• Short task
Return every line below unchanged, leaving out the pictures.

____ Dataset excerpts

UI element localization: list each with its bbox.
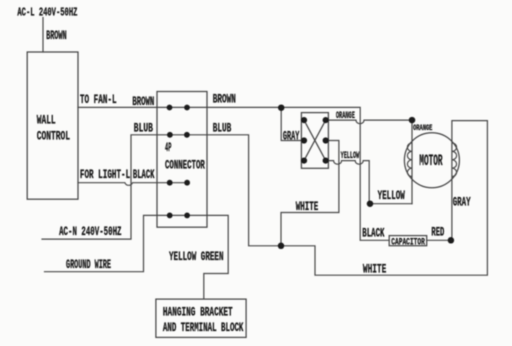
switch pin mid-left: [301, 137, 307, 143]
connector pin 3L: [167, 180, 173, 186]
svg-text:GRAY: GRAY: [283, 129, 299, 144]
svg-text:BROWN: BROWN: [132, 94, 154, 109]
junction dot orange at motor: [409, 117, 416, 124]
wire black for light: [78, 183, 187, 186]
motor M1 circle: [404, 133, 459, 188]
motor right winding coil: [452, 143, 457, 177]
connector pin 3R: [184, 180, 190, 186]
svg-text:YELLOW GREEN: YELLOW GREEN: [169, 249, 224, 264]
svg-text:TO FAN-L: TO FAN-L: [80, 92, 117, 107]
svg-text:ORANGE: ORANGE: [336, 111, 355, 122]
junction dot yellow: [367, 200, 374, 207]
svg-text:BLACK: BLACK: [133, 167, 155, 182]
svg-text:CONTROL: CONTROL: [37, 128, 70, 143]
svg-text:YELLOW: YELLOW: [378, 188, 405, 203]
box capacitor: [389, 236, 427, 246]
wire motor left lead vertical: [411, 120, 413, 204]
svg-text:AND TERMINAL BLOCK: AND TERMINAL BLOCK: [163, 320, 244, 335]
svg-text:WHITE: WHITE: [296, 199, 319, 214]
junction dot red/gray: [448, 237, 455, 244]
box reversing switch: [301, 113, 328, 169]
connector pin 1L: [167, 105, 173, 111]
wire red capacitor to gray junction: [427, 239, 451, 241]
svg-text:GRAY: GRAY: [453, 195, 471, 210]
switch pin bot-right: [323, 158, 329, 164]
motor left winding coil: [407, 143, 412, 177]
wire gray link from brown junction to switch: [281, 108, 304, 141]
connector pin 1R: [184, 105, 190, 111]
svg-text:FOR LIGHT-L: FOR LIGHT-L: [80, 167, 130, 182]
box 4P connector: [157, 92, 207, 228]
connector pin 2R: [184, 132, 190, 138]
junction dot brown/gray: [278, 104, 285, 111]
connector pin 4L: [167, 213, 173, 219]
svg-text:BROWN: BROWN: [213, 92, 236, 107]
switch pin top-left: [301, 117, 307, 123]
wire yellow horizontal to motor: [370, 203, 412, 205]
svg-text:CAPACITOR: CAPACITOR: [391, 237, 425, 248]
svg-text:AC-N 240V-50HZ: AC-N 240V-50HZ: [59, 224, 122, 239]
svg-text:YELLOW: YELLOW: [341, 151, 360, 162]
wire white from switch middle: [281, 141, 339, 246]
wire brown main (L): [78, 107, 389, 240]
wire neutral blue/white/gray loop: [42, 121, 487, 276]
svg-text:CONNECTOR: CONNECTOR: [165, 158, 205, 173]
svg-text:HANGING BRACKET: HANGING BRACKET: [163, 305, 233, 320]
svg-text:GROUND WIRE: GROUND WIRE: [66, 257, 111, 272]
svg-text:AC-L 240V-50HZ: AC-L 240V-50HZ: [17, 7, 77, 20]
switch X diagonal 2: [304, 120, 326, 161]
switch pin top-right: [323, 117, 329, 123]
svg-text:WALL: WALL: [37, 113, 56, 128]
svg-text:BLUB: BLUB: [134, 121, 153, 136]
svg-text:MOTOR: MOTOR: [419, 152, 443, 170]
box hanging bracket: [156, 299, 246, 337]
switch pin bot-left: [301, 158, 307, 164]
wire orange from switch to motor: [326, 120, 412, 124]
wire yellow from switch bottom: [326, 161, 370, 204]
wire yellow-green ground: [45, 215, 229, 298]
svg-text:BROWN: BROWN: [46, 28, 67, 43]
svg-text:WHITE: WHITE: [363, 262, 387, 277]
junction dot white/blue: [278, 243, 285, 250]
box wall control: [27, 52, 78, 199]
switch X diagonal 1: [304, 120, 326, 161]
switch pin mid-right: [323, 137, 329, 143]
svg-text:ORANGE: ORANGE: [413, 123, 432, 133]
svg-text:BLACK: BLACK: [362, 226, 384, 241]
connector pin 2L: [167, 132, 173, 138]
svg-text:RED: RED: [431, 225, 444, 240]
svg-text:4P: 4P: [165, 140, 171, 155]
svg-text:BLUB: BLUB: [213, 120, 232, 135]
connector pin 4R: [184, 213, 190, 219]
wire AC-L lead: [42, 18, 44, 53]
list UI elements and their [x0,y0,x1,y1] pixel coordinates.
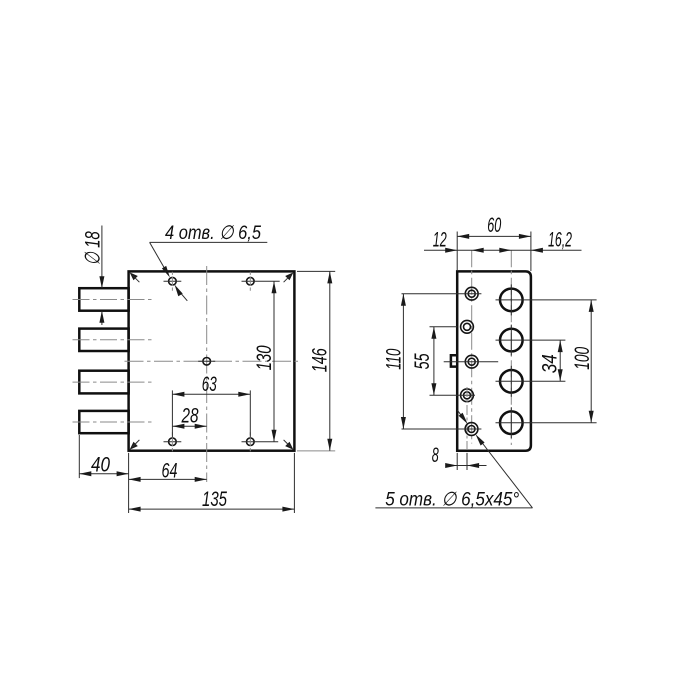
svg-text:28: 28 [181,405,199,428]
main horizontal axis [125,360,300,362]
dimension 135 [129,453,295,513]
dimension 55 [411,327,436,396]
countersunk hole 3 [444,355,499,368]
left hole column centerline [471,250,473,443]
boss 1 [79,288,128,311]
dimension 34 [539,340,563,381]
dimension 130 [253,281,277,442]
hole top-right [242,272,280,291]
svg-text:64: 64 [162,459,178,482]
svg-text:16,2: 16,2 [548,228,572,251]
RIGHT VIEW [375,214,596,510]
boss 2 [79,329,128,351]
dimension 64 [129,459,207,482]
svg-text:63: 63 [202,373,217,396]
hole center [198,358,215,366]
hole 4 offset [430,387,476,449]
dimension dia 18 [81,226,104,326]
side plate outline [457,271,531,450]
hole bottom-left [164,432,182,451]
corner mark top-right [284,272,294,282]
svg-text:146: 146 [308,348,331,372]
dimension 40 [79,435,128,513]
dimension 60 [457,214,531,271]
LEFT VIEW [73,222,336,513]
svg-text:55: 55 [411,353,434,369]
leader callout 5 holes dia 6.5x45 [375,410,532,510]
boss 4 centerline [73,421,152,423]
countersunk hole 1 [402,287,482,300]
svg-text:110: 110 [383,349,406,370]
hole 2 offset [430,320,474,333]
svg-text:∅ 18: ∅ 18 [81,231,104,265]
svg-text:12: 12 [433,228,447,251]
dimension 12 and 16,2 [424,228,582,252]
svg-text:100: 100 [571,347,594,370]
bore circle 2 [496,325,566,356]
boss 2 centerline [73,339,152,341]
dimension 28 [172,405,206,429]
svg-text:135: 135 [202,488,227,511]
plate body outline [129,271,295,450]
corner mark bottom-left [130,440,140,450]
boss 3 centerline [73,381,152,383]
dimension 8 [432,444,487,470]
dimension 146 [297,271,335,451]
svg-text:34: 34 [539,354,562,373]
svg-text:8: 8 [432,444,439,467]
svg-text:4 отв. ∅ 6,5: 4 отв. ∅ 6,5 [165,222,261,244]
corner mark bottom-right [284,440,294,450]
svg-text:130: 130 [253,345,276,370]
boss 1 centerline [73,299,152,301]
main vertical centerline [206,266,208,482]
bore circle 3 [496,366,566,397]
leader callout 4 holes dia 6.5 [150,222,268,301]
bore circle 1 [496,284,597,315]
hole bottom-right [242,432,279,451]
latch tab on left edge [451,355,457,366]
svg-text:60: 60 [487,214,501,237]
dimension 63 [172,373,250,437]
corner mark top-left [130,272,140,282]
svg-text:5 отв. ∅ 6,5x45°: 5 отв. ∅ 6,5x45° [385,488,519,510]
countersunk hole 5 [402,423,482,436]
hole top-left [164,272,182,291]
bore circle 4 [496,407,597,438]
boss 3 [79,371,128,394]
dimension 110 [383,294,406,429]
boss 4 [79,411,128,433]
right hole column centerline [510,250,512,445]
dimension 100 [571,300,594,423]
svg-text:40: 40 [91,454,110,477]
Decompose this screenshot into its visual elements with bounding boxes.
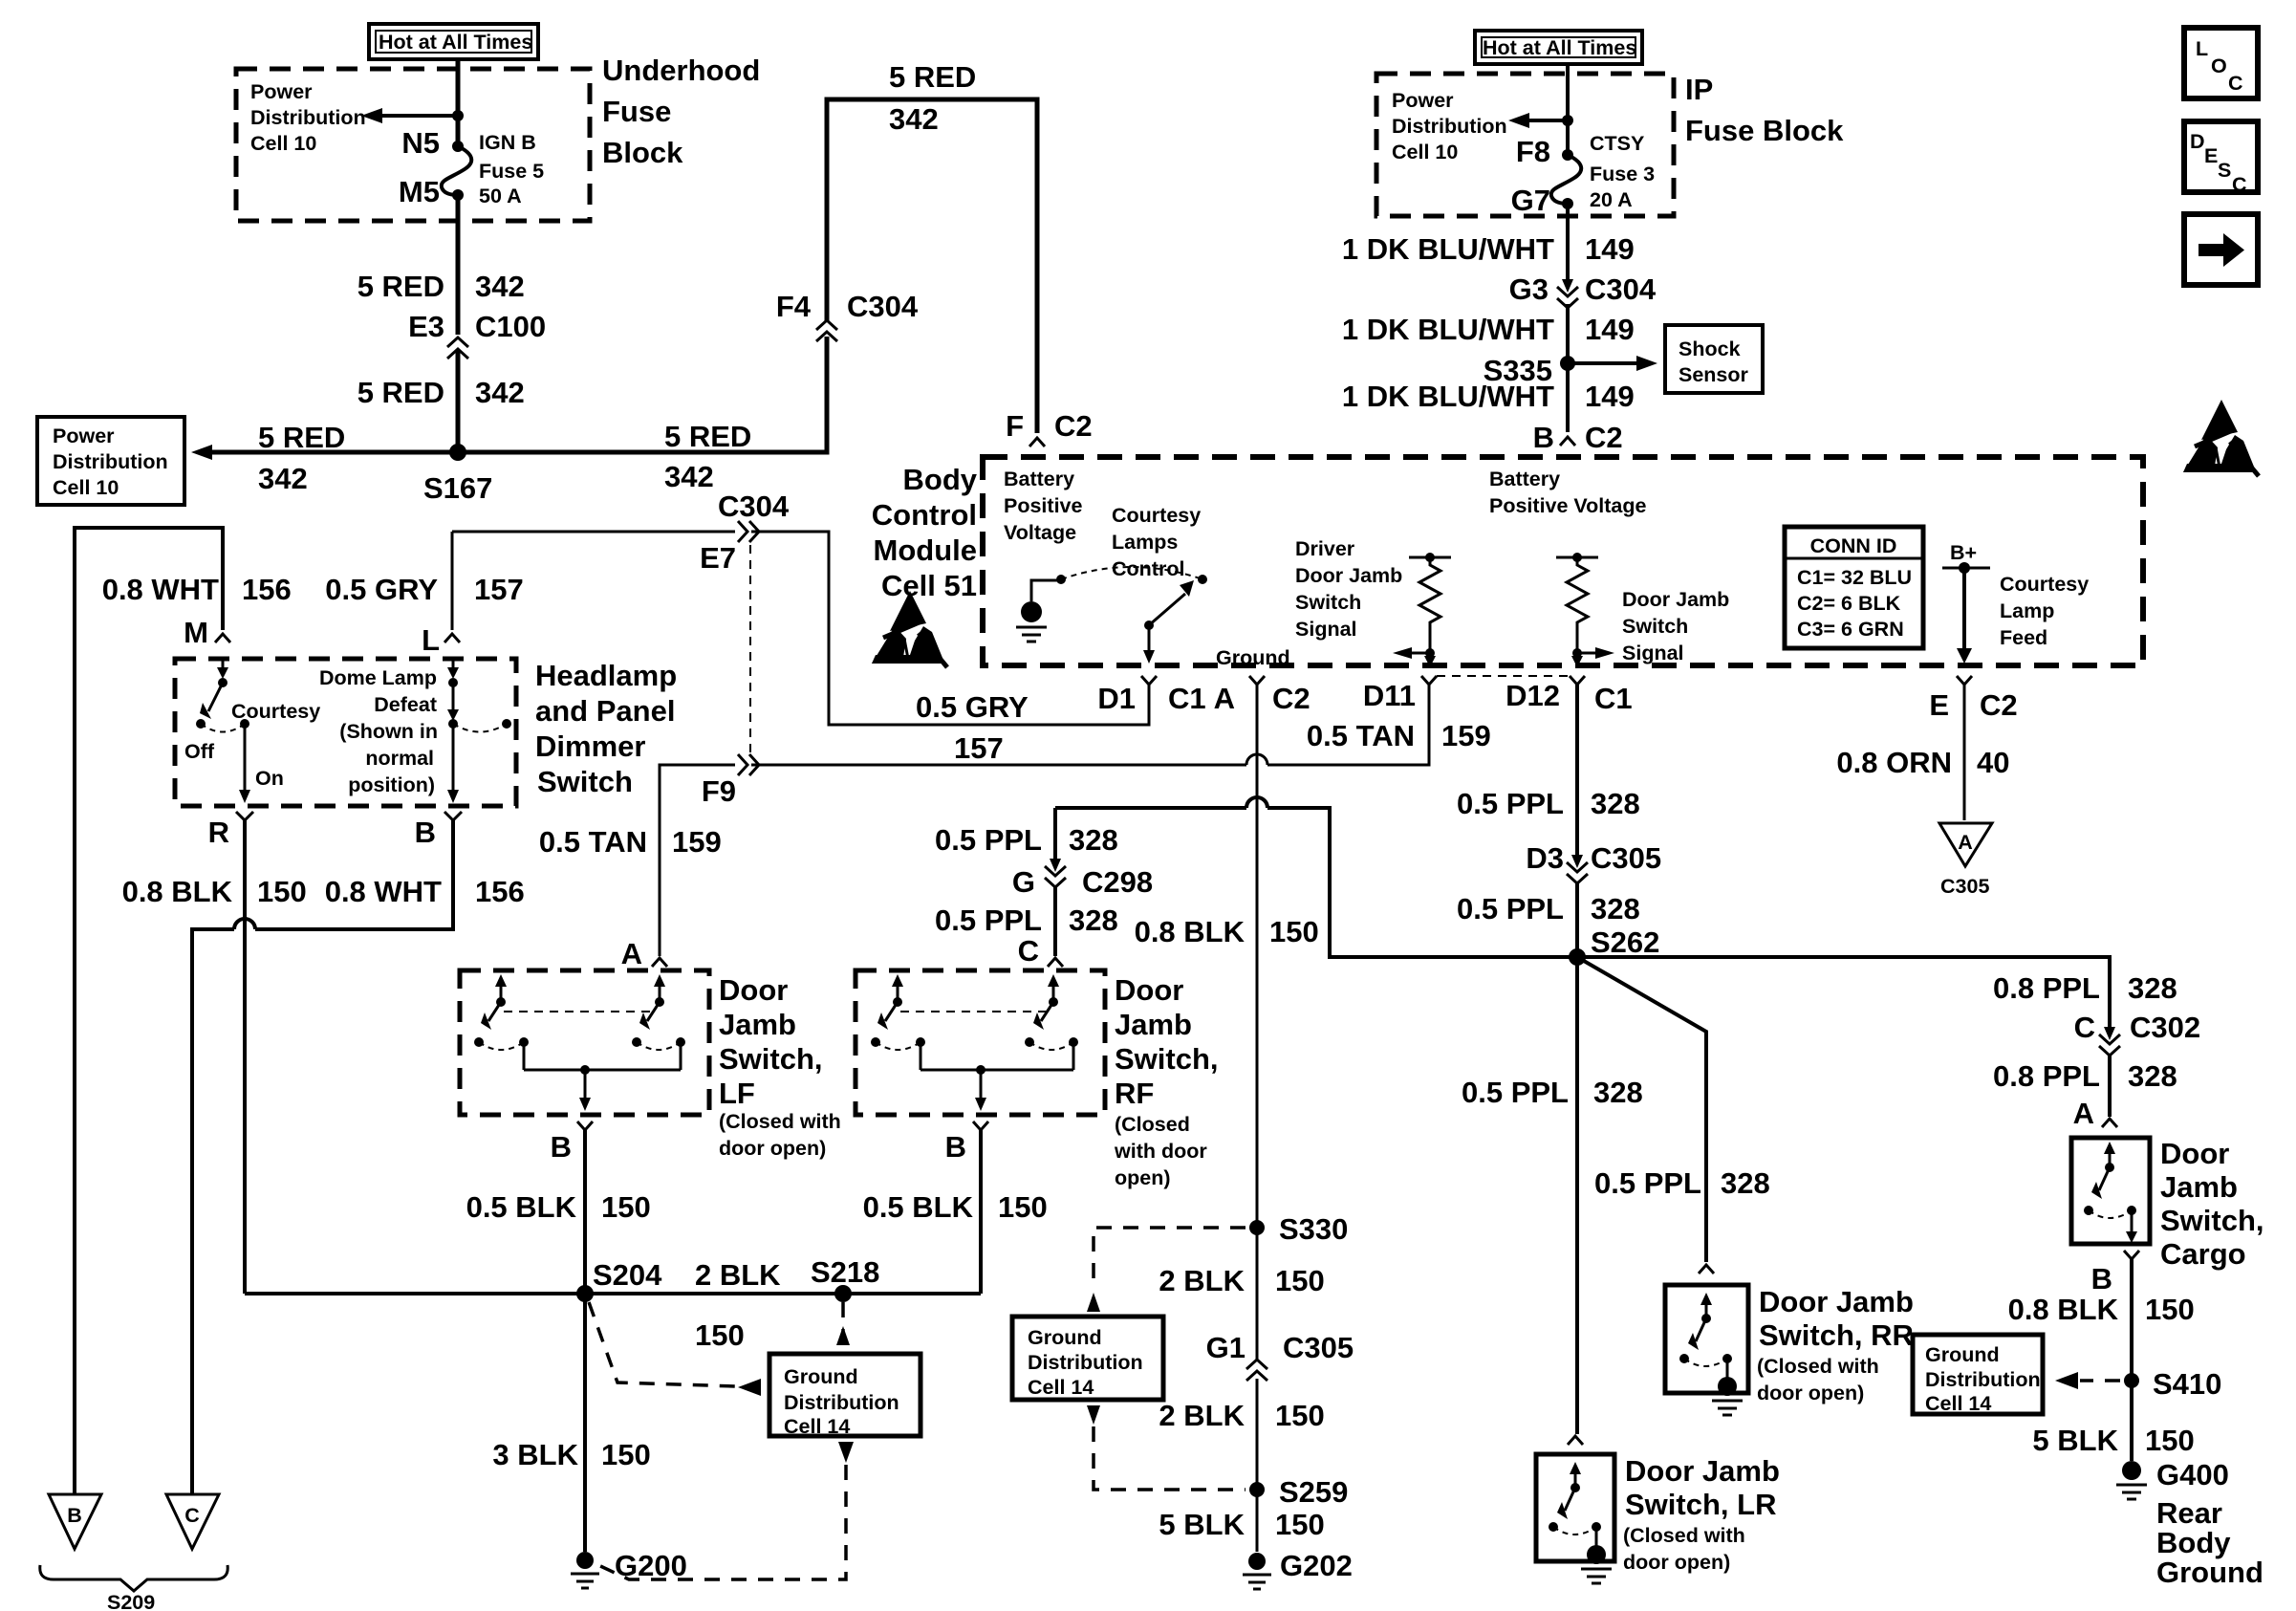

________

• Result
UI element localization: list each with its bbox.
switch pin mid-left: [301, 137, 307, 143]
connector pin 3L: [167, 180, 173, 186]
svg-text:GRAY: GRAY: [283, 129, 299, 144]
svg-text:BROWN: BROWN: [132, 94, 154, 109]
junction dot orange at motor: [409, 117, 416, 124]
wire black for light: [78, 183, 187, 186]
motor M1 circle: [404, 133, 459, 188]
motor right winding coil: [452, 143, 457, 177]
connector pin 3R: [184, 180, 190, 186]
svg-text:YELLOW GREEN: YELLOW GREEN: [169, 249, 224, 264]
svg-text:TO FAN-L: TO FAN-L: [80, 92, 117, 107]
svg-text:ORANGE: ORANGE: [336, 111, 355, 122]
junction dot yellow: [367, 200, 374, 207]
svg-text:BLACK: BLACK: [133, 167, 155, 182]
svg-text:CONTROL: CONTROL: [37, 128, 70, 143]
svg-text:YELLOW: YELLOW: [378, 188, 405, 203]
box capacitor: [389, 236, 427, 246]
wire motor left lead vertical: [411, 120, 413, 204]
svg-text:AND TERMINAL BLOCK: AND TERMINAL BLOCK: [163, 320, 244, 335]
svg-text:WHITE: WHITE: [296, 199, 319, 214]
junction dot red/gray: [448, 237, 455, 244]
box reversing switch: [301, 113, 328, 169]
connector pin 1L: [167, 105, 173, 111]
wire red capacitor to gray junction: [427, 239, 451, 241]
svg-text:GRAY: GRAY: [453, 195, 471, 210]
switch pin bot-right: [323, 158, 329, 164]
motor left winding coil: [407, 143, 412, 177]
wire gray link from brown junction to switch: [281, 108, 304, 141]
connector pin 1R: [184, 105, 190, 111]
svg-text:FOR LIGHT-L: FOR LIGHT-L: [80, 167, 130, 182]
box 4P connector: [157, 92, 207, 228]
connector pin 2R: [184, 132, 190, 138]
junction dot brown/gray: [278, 104, 285, 111]
connector pin 4L: [167, 213, 173, 219]
svg-text:BROWN: BROWN: [213, 92, 236, 107]
switch pin top-left: [301, 117, 307, 123]
wire yellow horizontal to motor: [370, 203, 412, 205]
svg-text:CAPACITOR: CAPACITOR: [391, 237, 425, 248]
svg-text:AC-N 240V-50HZ: AC-N 240V-50HZ: [59, 224, 122, 239]
svg-text:YELLOW: YELLOW: [341, 151, 360, 162]
wire white from switch middle: [281, 141, 339, 246]
wire brown main (L): [78, 107, 389, 240]
wire neutral blue/white/gray loop: [42, 121, 487, 276]
svg-text:CONNECTOR: CONNECTOR: [165, 158, 205, 173]
svg-text:HANGING BRACKET: HANGING BRACKET: [163, 305, 233, 320]
svg-text:GROUND WIRE: GROUND WIRE: [66, 257, 111, 272]
svg-text:AC-L 240V-50HZ: AC-L 240V-50HZ: [17, 7, 77, 20]
switch X diagonal 2: [304, 120, 326, 161]
switch pin top-right: [323, 117, 329, 123]
svg-text:WALL: WALL: [37, 113, 56, 128]
svg-text:BLUB: BLUB: [134, 121, 153, 136]
svg-text:MOTOR: MOTOR: [419, 152, 443, 170]
box hanging bracket: [156, 299, 246, 337]
switch pin bot-left: [301, 158, 307, 164]
wire orange from switch to motor: [326, 120, 412, 124]
wire yellow from switch bottom: [326, 161, 370, 204]
wire yellow-green ground: [45, 215, 229, 298]
svg-text:BROWN: BROWN: [46, 28, 67, 43]
svg-text:WHITE: WHITE: [363, 262, 387, 277]
junction dot white/blue: [278, 243, 285, 250]
box wall control: [27, 52, 78, 199]
switch X diagonal 1: [304, 120, 326, 161]
switch pin mid-right: [323, 137, 329, 143]
svg-text:ORANGE: ORANGE: [413, 123, 432, 133]
svg-text:BLACK: BLACK: [362, 226, 384, 241]
connector pin 2L: [167, 132, 173, 138]
svg-text:RED: RED: [431, 225, 444, 240]
svg-text:4P: 4P: [165, 140, 171, 155]
svg-text:BLUB: BLUB: [213, 120, 232, 135]
connector pin 4R: [184, 213, 190, 219]
wire AC-L lead: [42, 18, 44, 53]
list UI elements and their [x0,y0,x1,y1] pixel coordinates.
svg-text:28: 28 [181,405,199,428]
main horizontal axis [125,360,300,362]
dimension 135 [129,453,295,513]
dimension 55 [411,327,436,396]
countersunk hole 3 [444,355,499,368]
left hole column centerline [471,250,473,443]
boss 1 [79,288,128,311]
dimension 34 [539,340,563,381]
dimension 130 [253,281,277,442]
hole top-right [242,272,280,291]
svg-text:64: 64 [162,459,178,482]
svg-text:16,2: 16,2 [548,228,572,251]
RIGHT VIEW [375,214,596,510]
boss 2 [79,329,128,351]
dimension 64 [129,459,207,482]
svg-text:63: 63 [202,373,217,396]
hole center [198,358,215,366]
hole 4 offset [430,387,476,449]
dimension dia 18 [81,226,104,326]
side plate outline [457,271,531,450]
hole bottom-left [164,432,182,451]
corner mark top-right [284,272,294,282]
svg-text:146: 146 [308,348,331,372]
dimension 40 [79,435,128,513]
dimension 60 [457,214,531,271]
LEFT VIEW [73,222,336,513]
svg-text:55: 55 [411,353,434,369]
leader callout 5 holes dia 6.5x45 [375,410,532,510]
boss 4 centerline [73,421,152,423]
countersunk hole 1 [402,287,482,300]
svg-text:110: 110 [383,349,406,370]
hole 2 offset [430,320,474,333]
svg-text:∅ 18: ∅ 18 [81,231,104,265]
svg-text:12: 12 [433,228,447,251]
dimension 12 and 16,2 [424,228,582,252]
svg-text:100: 100 [571,347,594,370]
bore circle 2 [496,325,566,356]
boss 2 centerline [73,339,152,341]
dimension 28 [172,405,206,429]
svg-text:135: 135 [202,488,227,511]
plate body outline [129,271,295,450]
corner mark bottom-left [130,440,140,450]
boss 3 centerline [73,381,152,383]
dimension 8 [432,444,487,470]
dimension 146 [297,271,335,451]
svg-text:34: 34 [539,354,562,373]
svg-text:8: 8 [432,444,439,467]
svg-text:4 отв. ∅ 6,5: 4 отв. ∅ 6,5 [165,222,261,244]
corner mark bottom-right [284,440,294,450]
svg-text:130: 130 [253,345,276,370]
boss 1 centerline [73,299,152,301]
main vertical centerline [206,266,208,482]
bore circle 3 [496,366,566,397]
leader callout 4 holes dia 6.5 [150,222,268,301]
bore circle 1 [496,284,597,315]
hole bottom-right [242,432,279,451]
latch tab on left edge [451,355,457,366]
svg-text:60: 60 [487,214,501,237]
dimension 63 [172,373,250,437]
corner mark top-left [130,272,140,282]
svg-text:5 отв. ∅ 6,5x45°: 5 отв. ∅ 6,5x45° [385,488,519,510]
countersunk hole 5 [402,423,482,436]
hole top-left [164,272,182,291]
bore circle 4 [496,407,597,438]
boss 3 [79,371,128,394]
dimension 110 [383,294,406,429]
boss 4 [79,411,128,433]
right hole column centerline [510,250,512,445]
dimension 100 [571,300,594,423]
svg-text:40: 40 [91,454,110,477]
Decompose this screenshot into its visual elements with bounding boxes.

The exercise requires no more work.